:: Given data ::
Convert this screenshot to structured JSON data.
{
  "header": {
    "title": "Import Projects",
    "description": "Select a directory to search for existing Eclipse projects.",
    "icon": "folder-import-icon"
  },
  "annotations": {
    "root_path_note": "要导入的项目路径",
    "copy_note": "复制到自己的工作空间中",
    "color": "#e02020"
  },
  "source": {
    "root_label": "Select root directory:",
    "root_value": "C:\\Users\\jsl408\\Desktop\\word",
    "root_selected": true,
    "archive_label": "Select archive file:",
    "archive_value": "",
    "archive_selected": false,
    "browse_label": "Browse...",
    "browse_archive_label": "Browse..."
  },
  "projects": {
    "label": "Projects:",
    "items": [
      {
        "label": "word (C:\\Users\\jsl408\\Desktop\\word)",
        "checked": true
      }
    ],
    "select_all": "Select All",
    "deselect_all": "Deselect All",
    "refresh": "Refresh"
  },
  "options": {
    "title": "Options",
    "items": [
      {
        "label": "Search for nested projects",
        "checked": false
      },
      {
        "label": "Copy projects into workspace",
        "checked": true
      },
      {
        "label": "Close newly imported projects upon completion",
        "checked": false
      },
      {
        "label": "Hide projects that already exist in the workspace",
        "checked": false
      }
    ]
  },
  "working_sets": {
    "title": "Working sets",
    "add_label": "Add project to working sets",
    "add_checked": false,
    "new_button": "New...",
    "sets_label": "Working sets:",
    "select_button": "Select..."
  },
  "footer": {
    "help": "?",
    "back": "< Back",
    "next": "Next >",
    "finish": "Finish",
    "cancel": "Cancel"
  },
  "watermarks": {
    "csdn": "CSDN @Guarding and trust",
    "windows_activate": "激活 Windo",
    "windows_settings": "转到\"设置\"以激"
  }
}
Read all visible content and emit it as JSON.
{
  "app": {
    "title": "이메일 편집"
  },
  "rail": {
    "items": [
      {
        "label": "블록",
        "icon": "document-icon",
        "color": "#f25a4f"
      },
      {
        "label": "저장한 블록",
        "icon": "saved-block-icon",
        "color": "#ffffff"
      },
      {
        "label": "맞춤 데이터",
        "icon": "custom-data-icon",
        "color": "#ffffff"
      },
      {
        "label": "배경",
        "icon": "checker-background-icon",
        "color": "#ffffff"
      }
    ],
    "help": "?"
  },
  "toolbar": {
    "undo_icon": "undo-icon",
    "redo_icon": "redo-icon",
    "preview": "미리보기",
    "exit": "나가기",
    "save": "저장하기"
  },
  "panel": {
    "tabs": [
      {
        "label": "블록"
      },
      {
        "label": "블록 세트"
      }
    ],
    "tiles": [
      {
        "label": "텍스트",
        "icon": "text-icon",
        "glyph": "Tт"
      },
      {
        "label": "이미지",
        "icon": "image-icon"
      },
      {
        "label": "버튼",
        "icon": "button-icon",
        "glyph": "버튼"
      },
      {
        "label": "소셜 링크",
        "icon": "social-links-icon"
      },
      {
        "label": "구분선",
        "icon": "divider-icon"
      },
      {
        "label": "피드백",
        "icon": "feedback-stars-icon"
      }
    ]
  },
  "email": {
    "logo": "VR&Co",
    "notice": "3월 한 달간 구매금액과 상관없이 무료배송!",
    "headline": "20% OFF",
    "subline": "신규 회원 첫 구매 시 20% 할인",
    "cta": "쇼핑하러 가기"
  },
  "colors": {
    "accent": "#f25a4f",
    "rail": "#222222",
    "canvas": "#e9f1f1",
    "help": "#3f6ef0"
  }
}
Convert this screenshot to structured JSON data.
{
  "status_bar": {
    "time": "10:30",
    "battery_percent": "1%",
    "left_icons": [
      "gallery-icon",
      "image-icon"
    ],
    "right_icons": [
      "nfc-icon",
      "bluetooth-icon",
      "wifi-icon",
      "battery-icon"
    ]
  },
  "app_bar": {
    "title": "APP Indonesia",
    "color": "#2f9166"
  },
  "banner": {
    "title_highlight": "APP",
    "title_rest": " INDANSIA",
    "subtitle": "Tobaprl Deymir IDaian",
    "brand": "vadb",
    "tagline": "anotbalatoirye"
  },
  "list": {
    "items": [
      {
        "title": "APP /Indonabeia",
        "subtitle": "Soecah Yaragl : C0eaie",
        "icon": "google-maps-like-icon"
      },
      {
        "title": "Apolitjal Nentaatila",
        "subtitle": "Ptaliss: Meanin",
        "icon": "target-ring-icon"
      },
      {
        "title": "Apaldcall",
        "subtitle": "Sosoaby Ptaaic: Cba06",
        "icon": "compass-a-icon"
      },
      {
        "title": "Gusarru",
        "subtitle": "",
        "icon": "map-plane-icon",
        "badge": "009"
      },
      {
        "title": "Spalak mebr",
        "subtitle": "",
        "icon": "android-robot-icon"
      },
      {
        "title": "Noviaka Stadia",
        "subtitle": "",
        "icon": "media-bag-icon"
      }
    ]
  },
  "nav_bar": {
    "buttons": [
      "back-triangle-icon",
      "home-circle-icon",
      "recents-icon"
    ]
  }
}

:: Your objective ::
Take the lines above and retype all of them exactly.

:: Solution to this task ::
Convert this screenshot to structured JSON data.
{
  "header": {
    "title": "Import Projects",
    "description": "Select a directory to search for existing Eclipse projects.",
    "icon": "folder-import-icon"
  },
  "annotations": {
    "root_path_note": "要导入的项目路径",
    "copy_note": "复制到自己的工作空间中",
    "color": "#e02020"
  },
  "source": {
    "root_label": "Select root directory:",
    "root_value": "C:\\Users\\jsl408\\Desktop\\word",
    "root_selected": true,
    "archive_label": "Select archive file:",
    "archive_value": "",
    "archive_selected": false,
    "browse_label": "Browse...",
    "browse_archive_label": "Browse..."
  },
  "projects": {
    "label": "Projects:",
    "items": [
      {
        "label": "word (C:\\Users\\jsl408\\Desktop\\word)",
        "checked": true
      }
    ],
    "select_all": "Select All",
    "deselect_all": "Deselect All",
    "refresh": "Refresh"
  },
  "options": {
    "title": "Options",
    "items": [
      {
        "label": "Search for nested projects",
        "checked": false
      },
      {
        "label": "Copy projects into workspace",
        "checked": true
      },
      {
        "label": "Close newly imported projects upon completion",
        "checked": false
      },
      {
        "label": "Hide projects that already exist in the workspace",
        "checked": false
      }
    ]
  },
  "working_sets": {
    "title": "Working sets",
    "add_label": "Add project to working sets",
    "add_checked": false,
    "new_button": "New...",
    "sets_label": "Working sets:",
    "select_button": "Select..."
  },
  "footer": {
    "help": "?",
    "back": "< Back",
    "next": "Next >",
    "finish": "Finish",
    "cancel": "Cancel"
  },
  "watermarks": {
    "csdn": "CSDN @Guarding and trust",
    "windows_activate": "激活 Windo",
    "windows_settings": "转到\"设置\"以激"
  }
}
Read all visible content and emit it as JSON.
{
  "app": {
    "title": "이메일 편집"
  },
  "rail": {
    "items": [
      {
        "label": "블록",
        "icon": "document-icon",
        "color": "#f25a4f"
      },
      {
        "label": "저장한 블록",
        "icon": "saved-block-icon",
        "color": "#ffffff"
      },
      {
        "label": "맞춤 데이터",
        "icon": "custom-data-icon",
        "color": "#ffffff"
      },
      {
        "label": "배경",
        "icon": "checker-background-icon",
        "color": "#ffffff"
      }
    ],
    "help": "?"
  },
  "toolbar": {
    "undo_icon": "undo-icon",
    "redo_icon": "redo-icon",
    "preview": "미리보기",
    "exit": "나가기",
    "save": "저장하기"
  },
  "panel": {
    "tabs": [
      {
        "label": "블록"
      },
      {
        "label": "블록 세트"
      }
    ],
    "tiles": [
      {
        "label": "텍스트",
        "icon": "text-icon",
        "glyph": "Tт"
      },
      {
        "label": "이미지",
        "icon": "image-icon"
      },
      {
        "label": "버튼",
        "icon": "button-icon",
        "glyph": "버튼"
      },
      {
        "label": "소셜 링크",
        "icon": "social-links-icon"
      },
      {
        "label": "구분선",
        "icon": "divider-icon"
      },
      {
        "label": "피드백",
        "icon": "feedback-stars-icon"
      }
    ]
  },
  "email": {
    "logo": "VR&Co",
    "notice": "3월 한 달간 구매금액과 상관없이 무료배송!",
    "headline": "20% OFF",
    "subline": "신규 회원 첫 구매 시 20% 할인",
    "cta": "쇼핑하러 가기"
  },
  "colors": {
    "accent": "#f25a4f",
    "rail": "#222222",
    "canvas": "#e9f1f1",
    "help": "#3f6ef0"
  }
}
Convert this screenshot to structured JSON data.
{
  "status_bar": {
    "time": "10:30",
    "battery_percent": "1%",
    "left_icons": [
      "gallery-icon",
      "image-icon"
    ],
    "right_icons": [
      "nfc-icon",
      "bluetooth-icon",
      "wifi-icon",
      "battery-icon"
    ]
  },
  "app_bar": {
    "title": "APP Indonesia",
    "color": "#2f9166"
  },
  "banner": {
    "title_highlight": "APP",
    "title_rest": " INDANSIA",
    "subtitle": "Tobaprl Deymir IDaian",
    "brand": "vadb",
    "tagline": "anotbalatoirye"
  },
  "list": {
    "items": [
      {
        "title": "APP /Indonabeia",
        "subtitle": "Soecah Yaragl : C0eaie",
        "icon": "google-maps-like-icon"
      },
      {
        "title": "Apolitjal Nentaatila",
        "subtitle": "Ptaliss: Meanin",
        "icon": "target-ring-icon"
      },
      {
        "title": "Apaldcall",
        "subtitle": "Sosoaby Ptaaic: Cba06",
        "icon": "compass-a-icon"
      },
      {
        "title": "Gusarru",
        "subtitle": "",
        "icon": "map-plane-icon",
        "badge": "009"
      },
      {
        "title": "Spalak mebr",
        "subtitle": "",
        "icon": "android-robot-icon"
      },
      {
        "title": "Noviaka Stadia",
        "subtitle": "",
        "icon": "media-bag-icon"
      }
    ]
  },
  "nav_bar": {
    "buttons": [
      "back-triangle-icon",
      "home-circle-icon",
      "recents-icon"
    ]
  }
}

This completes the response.